▶ _Stated problem_:
Transcribe the material in full. Nothing should differ except that the pictures are left out.

▶ _Entries supplied_:
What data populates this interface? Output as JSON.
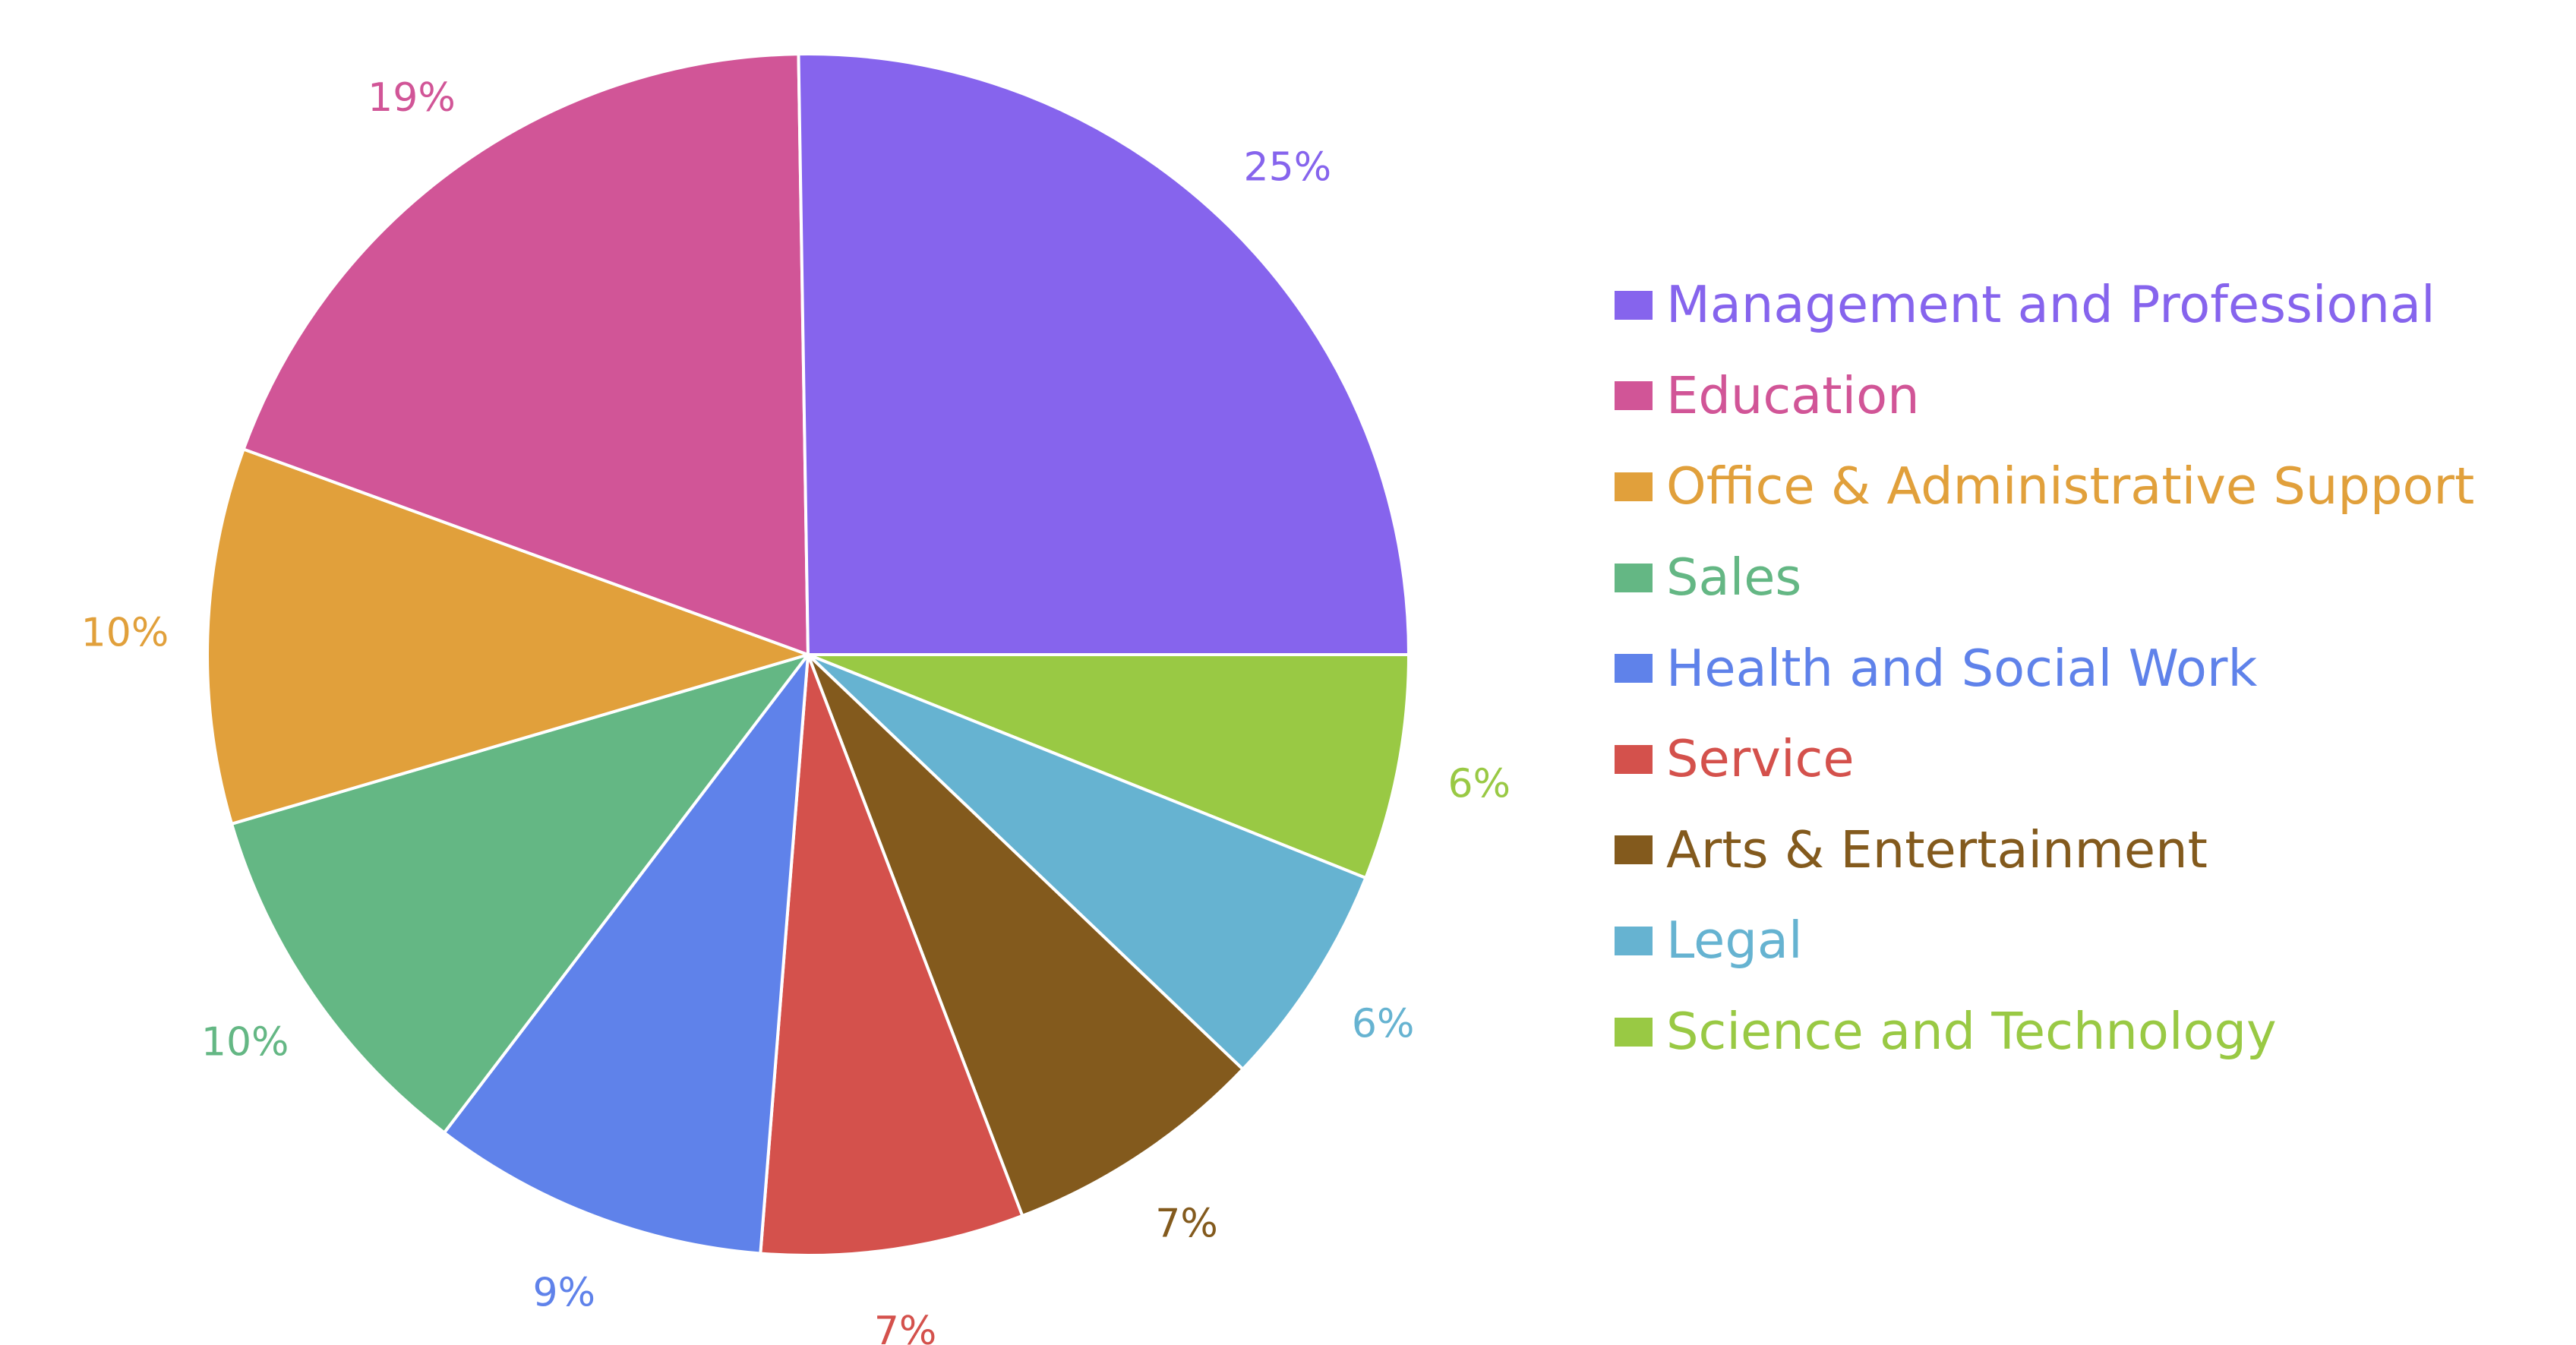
{
  "chart_data": {
    "type": "pie",
    "title": "",
    "legend_position": "right",
    "start": "3 o'clock, clockwise",
    "slices": [
      {
        "label": "Science and Technology",
        "value": 6,
        "display": "6%",
        "color": "#99c944"
      },
      {
        "label": "Legal",
        "value": 6,
        "display": "6%",
        "color": "#66b3d1"
      },
      {
        "label": "Arts & Entertainment",
        "value": 7,
        "display": "7%",
        "color": "#835a1d"
      },
      {
        "label": "Service",
        "value": 7,
        "display": "7%",
        "color": "#d4514c"
      },
      {
        "label": "Health and Social Work",
        "value": 9,
        "display": "9%",
        "color": "#5f82ea"
      },
      {
        "label": "Sales",
        "value": 10,
        "display": "10%",
        "color": "#64b784"
      },
      {
        "label": "Office & Administrative Support",
        "value": 10,
        "display": "10%",
        "color": "#e1a03b"
      },
      {
        "label": "Education",
        "value": 19,
        "display": "19%",
        "color": "#d15597"
      },
      {
        "label": "Management and Professional",
        "value": 25,
        "display": "25%",
        "color": "#8664ed"
      }
    ],
    "legend": [
      {
        "label": "Management and Professional",
        "color": "#8664ed"
      },
      {
        "label": "Education",
        "color": "#d15597"
      },
      {
        "label": "Office & Administrative Support",
        "color": "#e1a03b"
      },
      {
        "label": "Sales",
        "color": "#64b784"
      },
      {
        "label": "Health and Social Work",
        "color": "#5f82ea"
      },
      {
        "label": "Service",
        "color": "#d4514c"
      },
      {
        "label": "Arts & Entertainment",
        "color": "#835a1d"
      },
      {
        "label": "Legal",
        "color": "#66b3d1"
      },
      {
        "label": "Science and Technology",
        "color": "#99c944"
      }
    ]
  }
}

▶ _Answer in full_:
What data populates this interface? Output as JSON.
{
  "chart_data": {
    "type": "pie",
    "title": "",
    "legend_position": "right",
    "start": "3 o'clock, clockwise",
    "slices": [
      {
        "label": "Science and Technology",
        "value": 6,
        "display": "6%",
        "color": "#99c944"
      },
      {
        "label": "Legal",
        "value": 6,
        "display": "6%",
        "color": "#66b3d1"
      },
      {
        "label": "Arts & Entertainment",
        "value": 7,
        "display": "7%",
        "color": "#835a1d"
      },
      {
        "label": "Service",
        "value": 7,
        "display": "7%",
        "color": "#d4514c"
      },
      {
        "label": "Health and Social Work",
        "value": 9,
        "display": "9%",
        "color": "#5f82ea"
      },
      {
        "label": "Sales",
        "value": 10,
        "display": "10%",
        "color": "#64b784"
      },
      {
        "label": "Office & Administrative Support",
        "value": 10,
        "display": "10%",
        "color": "#e1a03b"
      },
      {
        "label": "Education",
        "value": 19,
        "display": "19%",
        "color": "#d15597"
      },
      {
        "label": "Management and Professional",
        "value": 25,
        "display": "25%",
        "color": "#8664ed"
      }
    ],
    "legend": [
      {
        "label": "Management and Professional",
        "color": "#8664ed"
      },
      {
        "label": "Education",
        "color": "#d15597"
      },
      {
        "label": "Office & Administrative Support",
        "color": "#e1a03b"
      },
      {
        "label": "Sales",
        "color": "#64b784"
      },
      {
        "label": "Health and Social Work",
        "color": "#5f82ea"
      },
      {
        "label": "Service",
        "color": "#d4514c"
      },
      {
        "label": "Arts & Entertainment",
        "color": "#835a1d"
      },
      {
        "label": "Legal",
        "color": "#66b3d1"
      },
      {
        "label": "Science and Technology",
        "color": "#99c944"
      }
    ]
  }
}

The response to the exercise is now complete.